◆ 任务目标 ◆
**1)** 根据 entry_SYSENTER_compat 代码回答下列问题：
(a) 编译时需要启用哪个选项？
(b) 按参数说明，系统调用号放在哪个寄存器里？
(c) 内联了 SYSENTER 指令的 Bionic 副本出自哪类版本？
**2)** 请从 entry_SYSENTER_compat 代码停下的地方续写下去。

◆ 阅读材料 ◆
<<<<
编译时需要启用CONFIG_IA32_EMULATION选项。entry_SYSENTER_compat定义位于arch/x86/entry/entry_64_compat.S中：

/*
 * 32-bit SYSENTER entry.
 *
 * 32-bit system calls through the vDSO's __kernel_vsyscall enter here
 * on 64-bit kernels running on Intel CPUs.
 *
 * The SYSENTER instruction, in principle, should *only* occur in the
 * vDSO.  In practice, a small number of Android devices were shipped
 * with a copy of Bionic that inlined a SYSENTER instruction.  This
 * never happened in any of Google's Bionic versions -- it only happened
 * in a narrow range of Intel-provided versions.
 *
 * SYSENTER loads SS, RSP, CS, and RIP from previously programmed MSRs.
 * IF and VM in RFLAGS are cleared (IOW: interrupts are off).
 * SYSENTER does not save anything on the stack,
 * and does not save old RIP (!!!), RSP, or RFLAGS.
 *
 * Arguments:
 * eax  system call number
 * ebx  arg1
 * ecx  arg2
 * edx  arg3
 * esi  arg4
 * edi  arg5
 * ebp  user stack
 * 0(%ebp) arg6
 */
ENTRY(entry_SYSENTER_compat)
    /* Interrupts are off on entry. */
    SWAPGS

    /* We are about to clobber %rsp anyway, clobbering here is OK */
    SWITCH_TO_KERNEL_CR3 scratch_reg=%rsp

    movq    PER_CPU_VAR(cpu_current_top_of_stack), %rsp

    /*
     * User tracing code (ptrace or signal handlers) might assume that
     * the saved RAX contains a 32-bit number when we're invoking a 32-bit
     * syscall.  Just in case the high bits are nonzero, zero-extend
     * the syscall number.  (This could almost certainly be deleted
     * with no ill effects.)
     */
    movl    %eax, %eax

    /* Construct struct pt_regs on stack */
    pushq    $__USER32_DS        /* pt_regs->ss */
    pushq    %rbp            /* pt_regs->sp (stashed in bp) */

    /*
     * Push flags.  This is nasty.  First, interrupts are currently
     * off, but we need pt_regs->flags to have IF set.  Second, even
     * if TF was set when SYSENTER started, it's clear by now.  We fix
     * that later using TIF_SINGLESTEP.
>>>>
◆ 所给条目 ◆
<<<<
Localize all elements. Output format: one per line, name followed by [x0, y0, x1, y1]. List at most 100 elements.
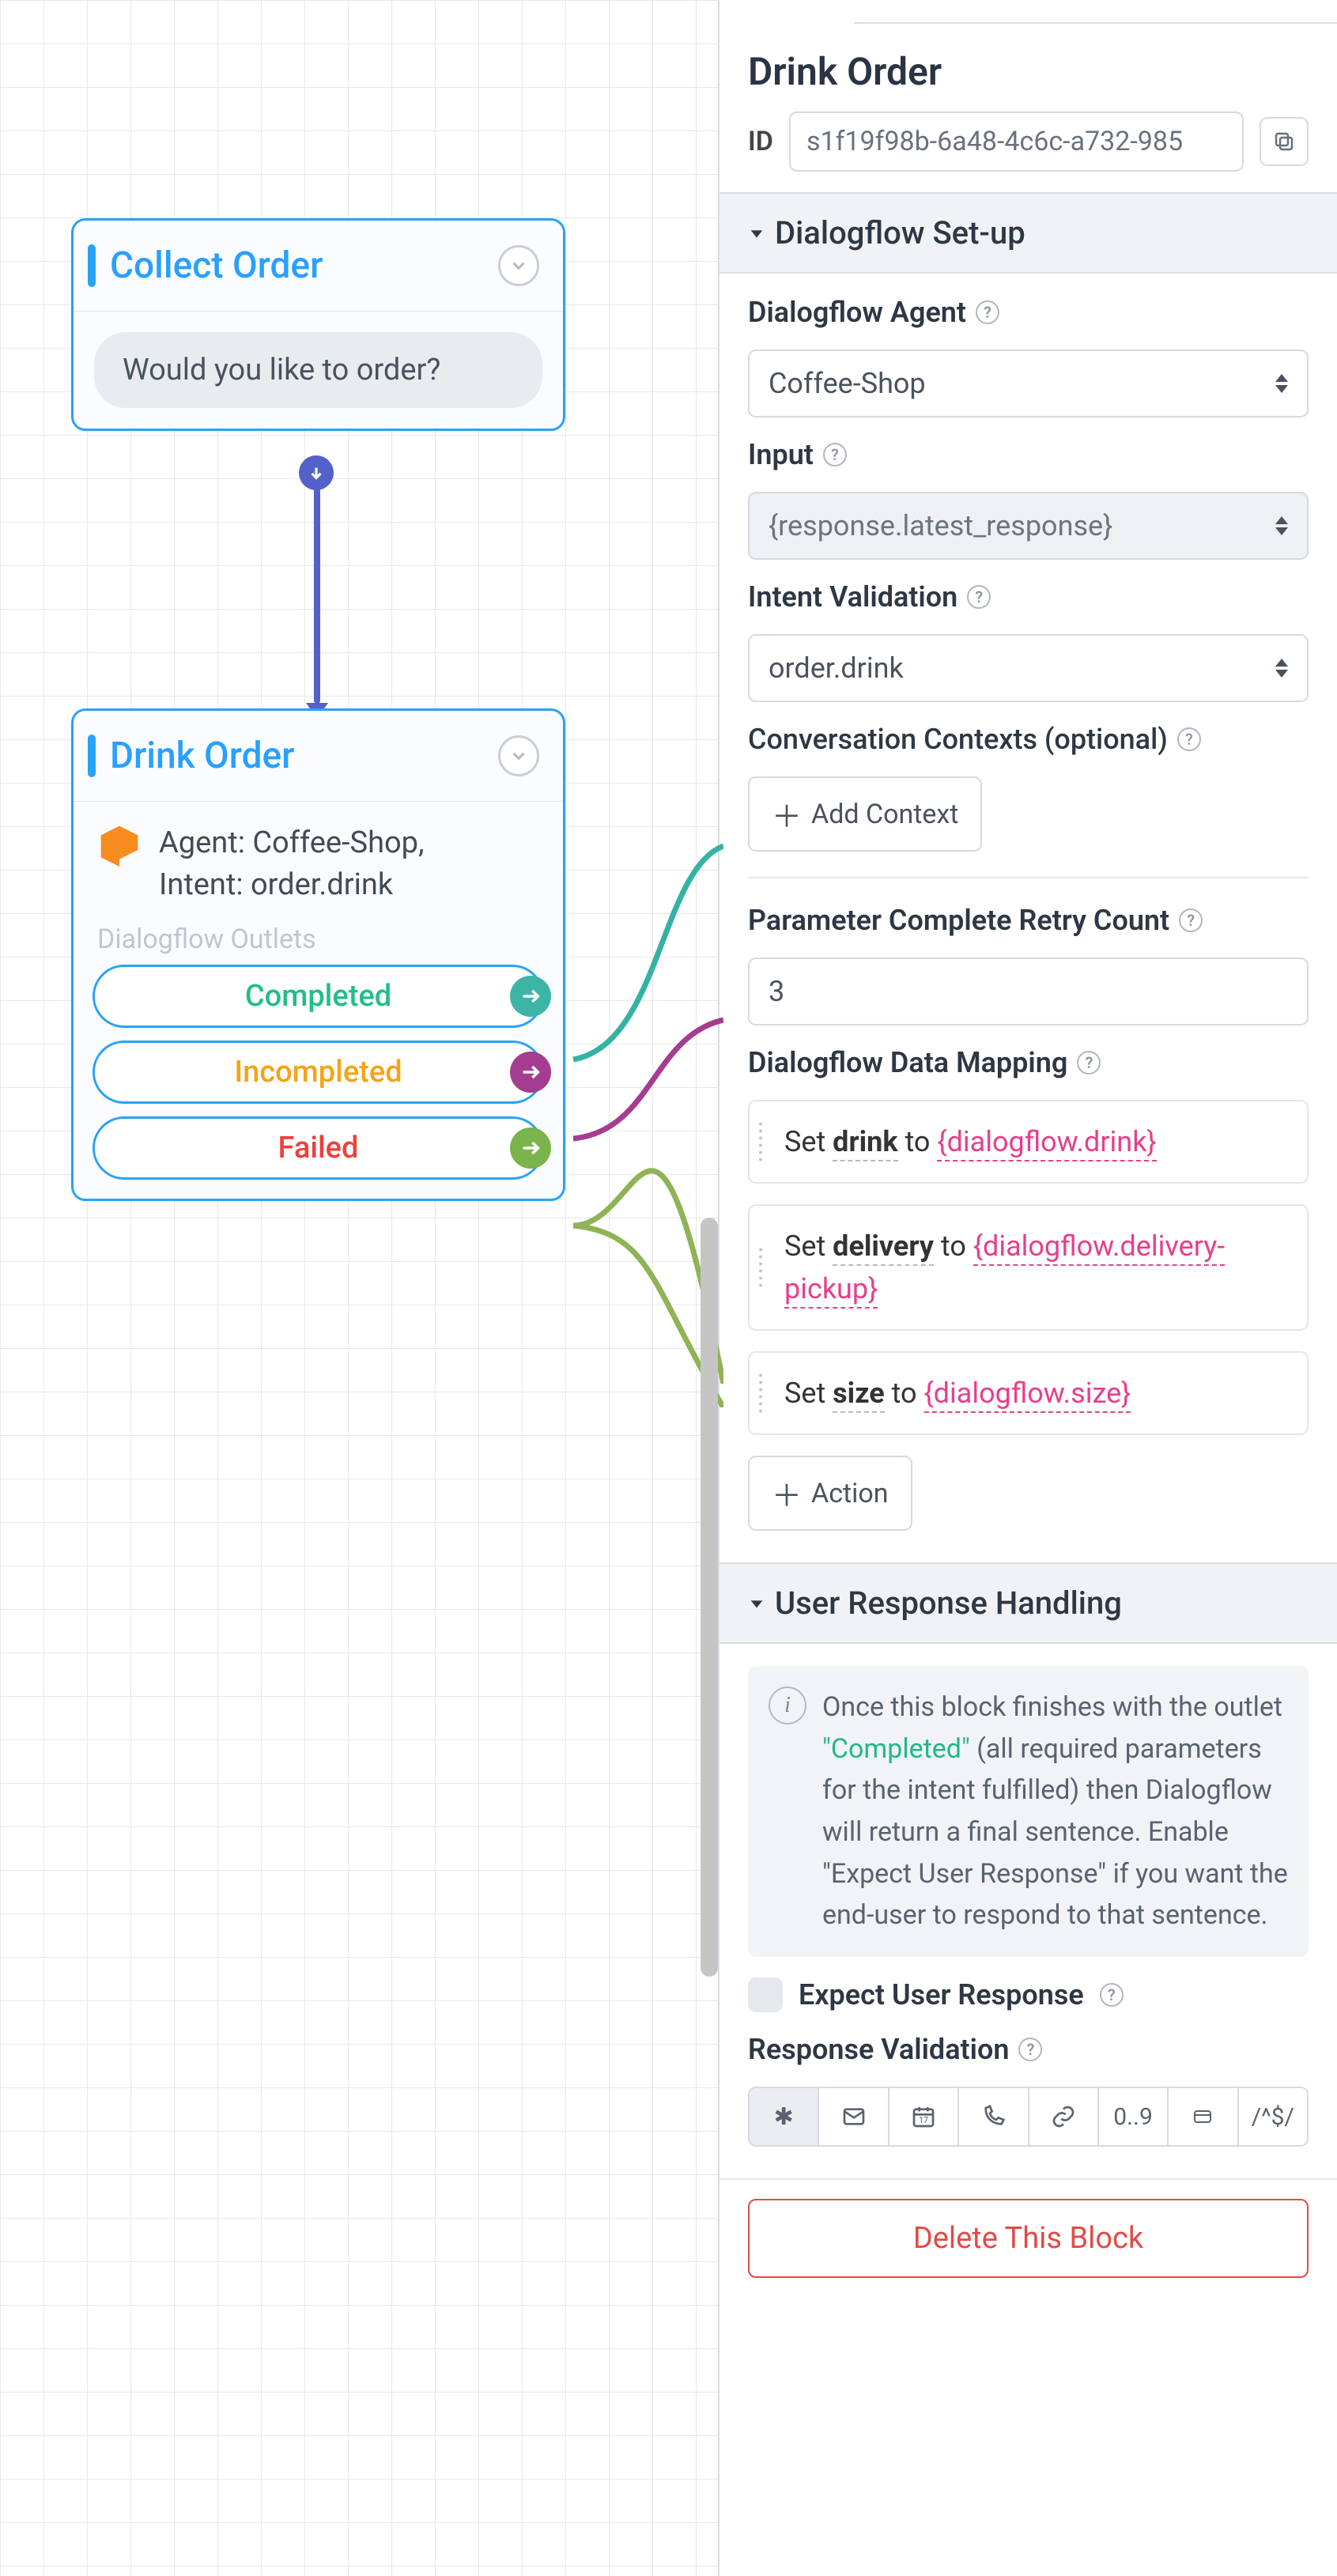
- outlet-handle[interactable]: [510, 1127, 551, 1169]
- validation-number-button[interactable]: 0..9: [1099, 2088, 1169, 2145]
- section-user-response-handling[interactable]: User Response Handling: [719, 1562, 1337, 1644]
- phone-icon: [980, 2104, 1006, 2129]
- help-icon[interactable]: ?: [1179, 908, 1203, 932]
- plus-icon: ＋: [772, 792, 802, 836]
- plus-icon: ＋: [772, 1471, 802, 1515]
- outlet-failed[interactable]: Failed: [93, 1116, 544, 1180]
- panel-title: Drink Order: [748, 49, 1309, 94]
- caret-down-icon: [748, 1595, 765, 1612]
- outlet-label: Completed: [245, 979, 391, 1014]
- label-dialogflow-agent: Dialogflow Agent?: [748, 296, 1309, 329]
- drag-handle-icon[interactable]: [759, 1248, 762, 1287]
- help-icon[interactable]: ?: [1100, 1983, 1124, 2007]
- validation-toolbar: ✱ 17 0..9 /^$/: [748, 2087, 1309, 2147]
- label-input: Input?: [748, 438, 1309, 471]
- input-retry-count[interactable]: 3: [748, 958, 1309, 1025]
- section-dialogflow-setup[interactable]: Dialogflow Set-up: [719, 192, 1337, 274]
- add-context-button[interactable]: ＋ Add Context: [748, 776, 982, 852]
- section-body-response: i Once this block finishes with the outl…: [719, 1644, 1337, 2178]
- help-icon[interactable]: ?: [967, 585, 991, 609]
- id-field[interactable]: s1f19f98b-6a48-4c6c-a732-985: [789, 111, 1244, 172]
- flow-canvas[interactable]: Collect Order Would you like to order? D…: [0, 0, 718, 2576]
- info-icon: i: [769, 1686, 806, 1724]
- outlet-incompleted[interactable]: Incompleted: [93, 1041, 544, 1104]
- select-dialogflow-agent[interactable]: Coffee-Shop: [748, 349, 1309, 417]
- help-icon[interactable]: ?: [1177, 727, 1201, 751]
- select-caret-icon: [1275, 659, 1288, 678]
- email-icon: [841, 2104, 867, 2129]
- prompt-bubble: Would you like to order?: [94, 332, 542, 408]
- validation-phone-button[interactable]: [959, 2088, 1029, 2145]
- select-value: Coffee-Shop: [769, 367, 926, 400]
- select-caret-icon: [1275, 516, 1288, 535]
- label-data-mapping: Dialogflow Data Mapping?: [748, 1046, 1309, 1079]
- validation-regex-button[interactable]: /^$/: [1239, 2088, 1307, 2145]
- edge-failed-down: [565, 1012, 723, 1407]
- help-icon[interactable]: ?: [976, 300, 999, 324]
- button-label: Action: [811, 1478, 889, 1509]
- input-value: 3: [769, 975, 784, 1008]
- button-label: Add Context: [811, 799, 958, 830]
- collapse-toggle[interactable]: [498, 245, 539, 286]
- label-conversation-contexts: Conversation Contexts (optional)?: [748, 723, 1309, 756]
- outlet-handle[interactable]: [510, 1052, 551, 1093]
- svg-text:17: 17: [919, 2115, 928, 2125]
- help-icon[interactable]: ?: [823, 443, 847, 466]
- node-info: Agent: Coffee-Shop, Intent: order.drink: [74, 802, 563, 924]
- node-header[interactable]: Drink Order: [74, 711, 563, 802]
- node-header[interactable]: Collect Order: [74, 221, 563, 312]
- node-accent-bar: [88, 735, 96, 777]
- select-intent-validation[interactable]: order.drink: [748, 634, 1309, 702]
- mapping-text: Set delivery to {dialogflow.delivery-pic…: [784, 1225, 1288, 1310]
- outlet-handle[interactable]: [510, 976, 551, 1017]
- id-label: ID: [748, 126, 773, 157]
- expect-user-response-row[interactable]: Expect User Response ?: [748, 1977, 1309, 2012]
- connector-arrowhead: [306, 693, 328, 708]
- validation-url-button[interactable]: [1029, 2088, 1099, 2145]
- mapping-text: Set size to {dialogflow.size}: [784, 1372, 1131, 1415]
- drag-handle-icon[interactable]: [759, 1374, 762, 1413]
- info-box: i Once this block finishes with the outl…: [748, 1666, 1309, 1957]
- edge-failed: [565, 1020, 723, 1384]
- add-action-button[interactable]: ＋ Action: [748, 1456, 912, 1531]
- number-label: 0..9: [1113, 2103, 1153, 2131]
- outlets-label: Dialogflow Outlets: [74, 924, 563, 965]
- outlet-completed[interactable]: Completed: [93, 965, 544, 1028]
- mapping-row[interactable]: Set size to {dialogflow.size}: [748, 1351, 1309, 1435]
- collapse-toggle[interactable]: [498, 735, 539, 776]
- validation-date-button[interactable]: 17: [889, 2088, 959, 2145]
- calendar-icon: 17: [911, 2104, 936, 2129]
- validation-email-button[interactable]: [819, 2088, 889, 2145]
- caret-down-icon: [748, 225, 765, 242]
- regex-label: /^$/: [1252, 2103, 1294, 2131]
- copy-id-button[interactable]: [1260, 117, 1309, 166]
- node-drink-order[interactable]: Drink Order Agent: Coffee-Shop, Intent: …: [71, 708, 565, 1201]
- link-icon: [1051, 2104, 1076, 2129]
- asterisk-icon: ✱: [774, 2103, 794, 2131]
- divider: [748, 877, 1309, 878]
- help-icon[interactable]: ?: [1018, 2038, 1042, 2061]
- agent-label: Agent: Coffee-Shop,: [159, 822, 425, 864]
- select-value: order.drink: [769, 652, 904, 685]
- mapping-row[interactable]: Set drink to {dialogflow.drink}: [748, 1100, 1309, 1184]
- label-response-validation: Response Validation?: [748, 2033, 1309, 2066]
- section-title: Dialogflow Set-up: [775, 214, 1025, 251]
- validation-any-button[interactable]: ✱: [750, 2088, 819, 2145]
- outlet-label: Incompleted: [234, 1055, 402, 1090]
- canvas-scrollbar[interactable]: [701, 1218, 718, 1977]
- validation-card-button[interactable]: [1169, 2088, 1238, 2145]
- drag-handle-icon[interactable]: [759, 1123, 762, 1161]
- info-text: Once this block finishes with the outlet…: [822, 1686, 1288, 1936]
- expect-user-response-checkbox[interactable]: [748, 1977, 783, 2012]
- select-caret-icon: [1275, 374, 1288, 393]
- mapping-row[interactable]: Set delivery to {dialogflow.delivery-pic…: [748, 1204, 1309, 1331]
- node-title: Collect Order: [110, 244, 323, 287]
- checkbox-label: Expect User Response: [799, 1978, 1084, 2011]
- edge-completed: [565, 838, 723, 1123]
- select-input[interactable]: {response.latest_response}: [748, 492, 1309, 560]
- node-collect-order[interactable]: Collect Order Would you like to order?: [71, 218, 565, 431]
- help-icon[interactable]: ?: [1077, 1051, 1101, 1075]
- card-icon: [1189, 2107, 1216, 2126]
- delete-block-button[interactable]: Delete This Block: [748, 2199, 1309, 2278]
- node-body: Would you like to order?: [74, 312, 563, 429]
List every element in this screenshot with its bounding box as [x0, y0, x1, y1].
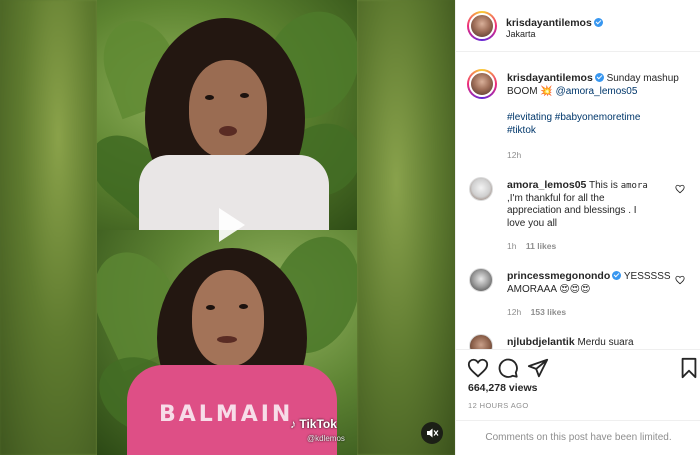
comments-list[interactable]: krisdayantilemos Sunday mashup BOOM 💥 @a…	[456, 53, 700, 349]
caption-mention[interactable]: @amora_lemos05	[556, 86, 638, 97]
post-header: krisdayantilemos Jakarta	[456, 0, 700, 52]
shirt-logo-text: BALMAIN	[159, 402, 294, 427]
video-frame-bottom: BALMAIN ♪ TikTok @kdlemos	[97, 230, 357, 455]
comment-line: Merdu suara	[577, 337, 634, 348]
author-avatar[interactable]	[467, 11, 497, 41]
like-comment-heart-icon[interactable]	[675, 275, 685, 285]
verified-badge-icon	[612, 271, 622, 280]
view-count[interactable]: 664,278 views	[468, 382, 537, 394]
post-actions: 664,278 views 12 HOURS AGO Comments on t…	[456, 349, 700, 455]
comment-line: love you all	[507, 217, 558, 229]
post-sidebar: krisdayantilemos Jakarta krisdayantilemo…	[455, 0, 700, 455]
comment-time[interactable]: 12h	[507, 307, 521, 317]
comment-meta: 12h 153 likes	[507, 307, 566, 317]
video-frame-top	[97, 0, 357, 230]
post-media[interactable]: BALMAIN ♪ TikTok @kdlemos	[0, 0, 455, 455]
play-icon[interactable]	[205, 200, 255, 250]
comment-avatar[interactable]	[469, 334, 493, 349]
comments-limited-notice: Comments on this post have been limited.	[456, 420, 700, 455]
post-location[interactable]: Jakarta	[506, 29, 536, 39]
caption-hashtags-1[interactable]: #levitating #babyonemoretime	[507, 112, 640, 125]
like-comment-heart-icon[interactable]	[675, 184, 685, 194]
bookmark-icon[interactable]	[678, 357, 700, 379]
comment-username[interactable]: princessmegonondo	[507, 270, 610, 282]
tiktok-watermark-user: @kdlemos	[307, 434, 345, 443]
caption-username[interactable]: krisdayantilemos	[507, 72, 593, 84]
comment-line-mono: amora	[620, 181, 648, 191]
comment-line: appreciation and blessings . I	[507, 205, 637, 216]
comment-username[interactable]: njlubdjelantik	[507, 336, 575, 348]
comment-avatar[interactable]	[469, 177, 493, 201]
share-icon[interactable]	[527, 357, 549, 379]
comment-line: ,I'm thankful for all the	[507, 192, 605, 204]
comment-time[interactable]: 1h	[507, 241, 516, 251]
tiktok-watermark: ♪ TikTok	[290, 417, 337, 431]
post-timestamp[interactable]: 12 HOURS AGO	[468, 401, 529, 410]
comment-text: princessmegonondo YESSSSS AMORAAA 😍😍😍	[507, 270, 677, 296]
comment-username[interactable]: amora_lemos05	[507, 179, 586, 191]
caption-emoji: 💥	[540, 85, 553, 97]
comment-avatar[interactable]	[469, 268, 493, 292]
media-blur-left	[0, 0, 97, 455]
caption-time[interactable]: 12h	[507, 150, 521, 160]
verified-badge-icon	[594, 73, 604, 82]
caption-text-block: krisdayantilemos Sunday mashup BOOM 💥 @a…	[507, 72, 687, 98]
comment-likes[interactable]: 11 likes	[526, 241, 556, 251]
comment-text: amora_lemos05 This is amora ,I'm thankfu…	[507, 179, 677, 230]
comment-text: njlubdjelantik Merdu suara	[507, 336, 677, 349]
media-blur-right	[357, 0, 455, 455]
heart-icon[interactable]	[467, 357, 489, 379]
comment-line: YESSSSS	[623, 271, 671, 282]
comment-icon[interactable]	[497, 357, 519, 379]
caption-hashtags-2[interactable]: #tiktok	[507, 125, 536, 138]
caption-avatar[interactable]	[467, 69, 497, 99]
comment-meta: 1h 11 likes	[507, 241, 556, 251]
verified-badge-icon	[593, 18, 603, 27]
speaker-mute-icon[interactable]	[421, 422, 443, 444]
comment-line: This is	[589, 180, 618, 191]
comment-line: AMORAAA 😍😍😍	[507, 283, 591, 295]
comment-likes[interactable]: 153 likes	[531, 307, 566, 317]
author-username[interactable]: krisdayantilemos	[506, 17, 592, 29]
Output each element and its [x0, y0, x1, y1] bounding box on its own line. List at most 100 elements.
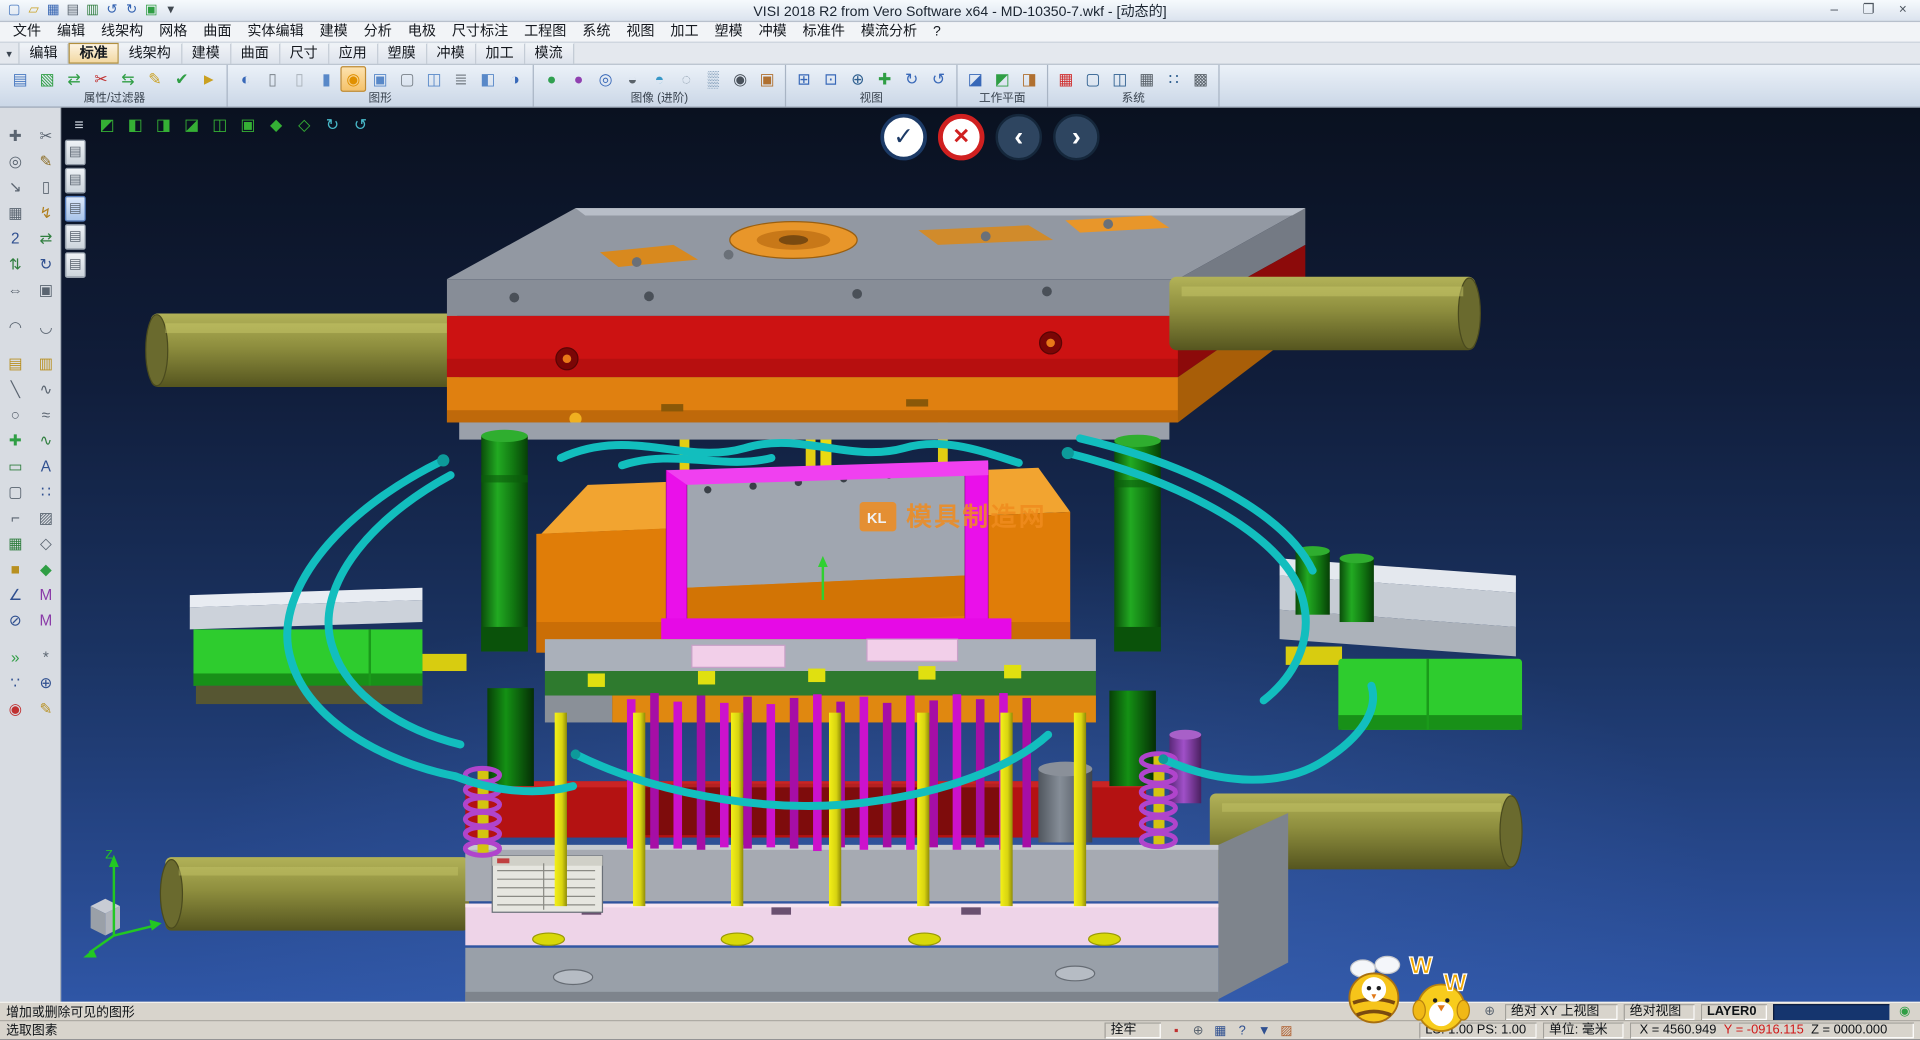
>>>>
◆ 题目解答 ◆
**1)**
(a) CONFIG_IA32_EMULATION。
(b) eax。
(c) 出自一小段由英特尔提供的版本，谷歌的 Bionic 版本中从未出现过。

**2)**
     */
    pushfq                /* pt_regs->flags (except IF = 0) */
    orl    $X86_EFLAGS_IF, (%rsp)    /* Fix saved flags */
    pushq    $__USER32_CS        /* pt_regs->cs */
    pushq    $0            /* pt_regs->ip = 0 (placeholder) */
    pushq    %rax            /* pt_regs->orig_ax */
    pushq    %rdi            /* pt_regs->di */
    pushq    %rsi            /* pt_regs->si */
    pushq    %rdx            /* pt_regs->dx */
    pushq    %rcx            /* pt_regs->cx */
    pushq    $-ENOSYS        /* pt_regs->ax */
    pushq   $0            /* pt_regs->r8  = 0 */
    pushq   $0            /* pt_regs->r9  = 0 */
    pushq   $0            /* pt_regs->r10 = 0 */
    pushq   $0            /* pt_regs->r11 = 0 */
    pushq   %rbx                    /* pt_regs->rbx */
    pushq   %rbp                    /* pt_regs->rbp (will be overwritten) */
    pushq   $0            /* pt_regs->r12 = 0 */
    pushq   $0            /* pt_regs->r13 = 0 */
    pushq   $0            /* pt_regs->r14 = 0 */
    pushq   $0            /* pt_regs->r15 = 0 */
    cld

    /*
     * SYSENTER doesn't filter flags, so we need to clear NT and AC
     * ourselves.  To save a few cycles, we can check whether
     * either was set instead of doing an unconditional popfq.
     * This needs to happen before enabling interrupts so that
     * we don't get preempted with NT set.
     *
     * If TF is set, we will single-step all the way to here -- do_debug
     * will ignore all the traps.  (Yes, this is slow, but so is
     * single-stepping in general.  This allows us to avoid having
     * a more complicated code to handle the case where a user program
     * forces us to single-step through the SYSENTER entry code.)
     *
     * NB.: .Lsysenter_fix_flags is a label with the code under it moved
     * out-of-line as an optimization: NT is unlikely to be set in the
     * majority of the cases and instead of polluting the I$ unnecessarily,
     * we're keeping that code behind a branch which will predict as
     * not-taken and therefore its instructions won't be fetched.
     */
    testl    $X86_EFLAGS_NT|X86_EFLAGS_AC|X86_EFLAGS_TF, EFLAGS(%rsp)
    jnz    .Lsysenter_fix_flags
.Lsysenter_flags_fixed:

    /*
     * User mode is traced as though IRQs are on, and SYSENTER
     * turned them off.
     */
    TRACE_IRQS_OFF

    movq    %rsp, %rdi
    call    do_fast_syscall_32
    /* XEN PV guests always use IRET path */
    ALTERNATIVE "testl %eax, %eax; jz .Lsyscall_32_done", \
            "jmp .Lsyscall_32_done", X86_FEATURE_XENPV
    jmp    sysret32_from_system_call

.Lsysenter_fix_flags:
    pushq    $X86_EFLAGS_FIXED
    popfq
    jmp    .Lsysenter_flags_fixed
GLOBAL(__end_entry_SYSENTER_compat)
ENDPROC(entry_SYSENTER_compat)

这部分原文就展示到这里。